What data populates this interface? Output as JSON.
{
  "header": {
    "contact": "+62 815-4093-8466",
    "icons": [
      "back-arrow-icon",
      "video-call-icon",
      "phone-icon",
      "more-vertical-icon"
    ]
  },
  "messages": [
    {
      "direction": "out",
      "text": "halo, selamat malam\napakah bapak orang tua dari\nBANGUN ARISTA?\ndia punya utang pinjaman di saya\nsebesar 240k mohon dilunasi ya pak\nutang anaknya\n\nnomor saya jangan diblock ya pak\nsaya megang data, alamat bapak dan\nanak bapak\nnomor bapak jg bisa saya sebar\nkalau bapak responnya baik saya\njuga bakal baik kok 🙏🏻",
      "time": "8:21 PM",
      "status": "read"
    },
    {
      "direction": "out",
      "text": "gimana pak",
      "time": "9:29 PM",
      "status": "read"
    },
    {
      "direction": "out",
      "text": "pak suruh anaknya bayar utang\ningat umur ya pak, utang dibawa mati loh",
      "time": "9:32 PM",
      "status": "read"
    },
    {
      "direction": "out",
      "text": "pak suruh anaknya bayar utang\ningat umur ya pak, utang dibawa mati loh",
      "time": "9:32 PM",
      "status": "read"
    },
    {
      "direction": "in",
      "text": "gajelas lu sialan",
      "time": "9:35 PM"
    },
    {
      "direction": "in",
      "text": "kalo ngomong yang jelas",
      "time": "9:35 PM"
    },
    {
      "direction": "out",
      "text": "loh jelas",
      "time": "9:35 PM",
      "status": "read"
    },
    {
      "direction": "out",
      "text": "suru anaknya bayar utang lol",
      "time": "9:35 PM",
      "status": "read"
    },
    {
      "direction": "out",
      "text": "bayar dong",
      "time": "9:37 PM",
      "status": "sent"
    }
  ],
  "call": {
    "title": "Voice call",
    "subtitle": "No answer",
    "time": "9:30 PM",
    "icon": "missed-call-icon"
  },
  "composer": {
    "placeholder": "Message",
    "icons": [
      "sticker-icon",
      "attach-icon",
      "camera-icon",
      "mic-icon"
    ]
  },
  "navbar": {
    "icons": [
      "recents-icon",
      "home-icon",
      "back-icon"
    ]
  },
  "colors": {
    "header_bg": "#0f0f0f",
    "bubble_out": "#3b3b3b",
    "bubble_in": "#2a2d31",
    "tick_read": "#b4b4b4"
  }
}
--
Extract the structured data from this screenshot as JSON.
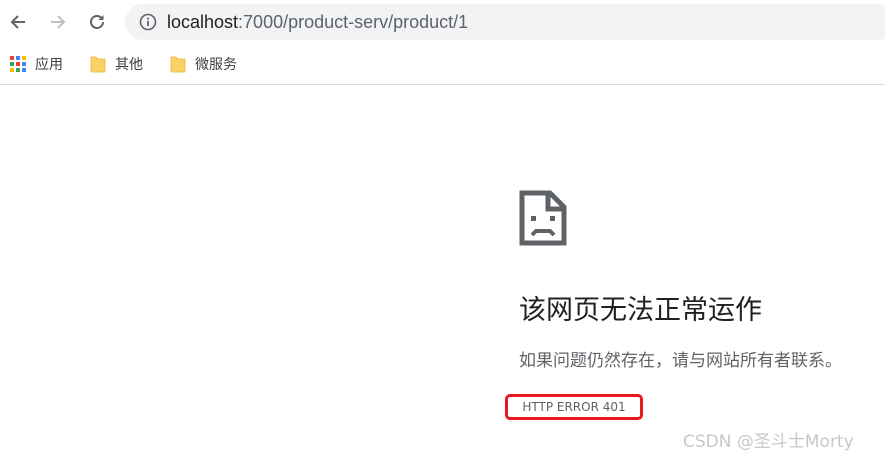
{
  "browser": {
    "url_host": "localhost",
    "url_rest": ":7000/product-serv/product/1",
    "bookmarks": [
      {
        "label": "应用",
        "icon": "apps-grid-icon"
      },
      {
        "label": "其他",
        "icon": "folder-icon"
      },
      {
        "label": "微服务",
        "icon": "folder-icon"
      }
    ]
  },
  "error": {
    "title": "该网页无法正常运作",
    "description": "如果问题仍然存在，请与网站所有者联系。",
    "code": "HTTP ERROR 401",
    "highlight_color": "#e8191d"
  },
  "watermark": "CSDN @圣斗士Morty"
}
---
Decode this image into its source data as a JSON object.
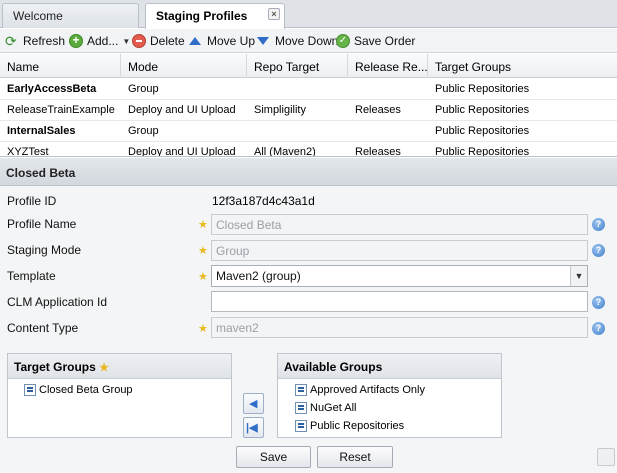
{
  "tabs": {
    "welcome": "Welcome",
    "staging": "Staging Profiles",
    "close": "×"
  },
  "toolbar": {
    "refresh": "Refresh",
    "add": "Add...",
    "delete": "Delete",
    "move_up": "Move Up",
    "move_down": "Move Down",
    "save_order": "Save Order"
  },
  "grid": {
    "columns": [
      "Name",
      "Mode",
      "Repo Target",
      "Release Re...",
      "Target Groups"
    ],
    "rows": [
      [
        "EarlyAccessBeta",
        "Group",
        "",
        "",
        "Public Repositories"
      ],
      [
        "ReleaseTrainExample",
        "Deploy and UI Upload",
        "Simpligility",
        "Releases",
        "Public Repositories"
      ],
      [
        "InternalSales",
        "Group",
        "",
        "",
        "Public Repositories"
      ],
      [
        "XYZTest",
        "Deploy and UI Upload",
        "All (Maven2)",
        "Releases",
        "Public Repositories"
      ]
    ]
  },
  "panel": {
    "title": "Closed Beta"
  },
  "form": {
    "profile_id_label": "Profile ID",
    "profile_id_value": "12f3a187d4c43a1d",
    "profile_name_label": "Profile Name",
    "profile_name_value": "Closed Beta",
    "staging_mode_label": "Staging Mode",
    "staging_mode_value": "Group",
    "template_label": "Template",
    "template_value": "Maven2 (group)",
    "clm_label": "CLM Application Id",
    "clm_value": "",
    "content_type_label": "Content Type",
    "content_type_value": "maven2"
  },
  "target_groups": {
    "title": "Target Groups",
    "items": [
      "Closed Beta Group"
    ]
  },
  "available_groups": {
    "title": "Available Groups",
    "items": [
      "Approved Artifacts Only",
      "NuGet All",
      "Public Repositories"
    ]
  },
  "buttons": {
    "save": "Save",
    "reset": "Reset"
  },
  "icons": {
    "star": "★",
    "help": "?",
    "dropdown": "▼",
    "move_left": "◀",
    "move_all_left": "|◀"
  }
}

| What the exercise asks |
Find every line above that contains the word "call", and return each one.

| Expected answer |
      "video-call-icon",
  "call": {
    "title": "Voice call",
    "icon": "missed-call-icon"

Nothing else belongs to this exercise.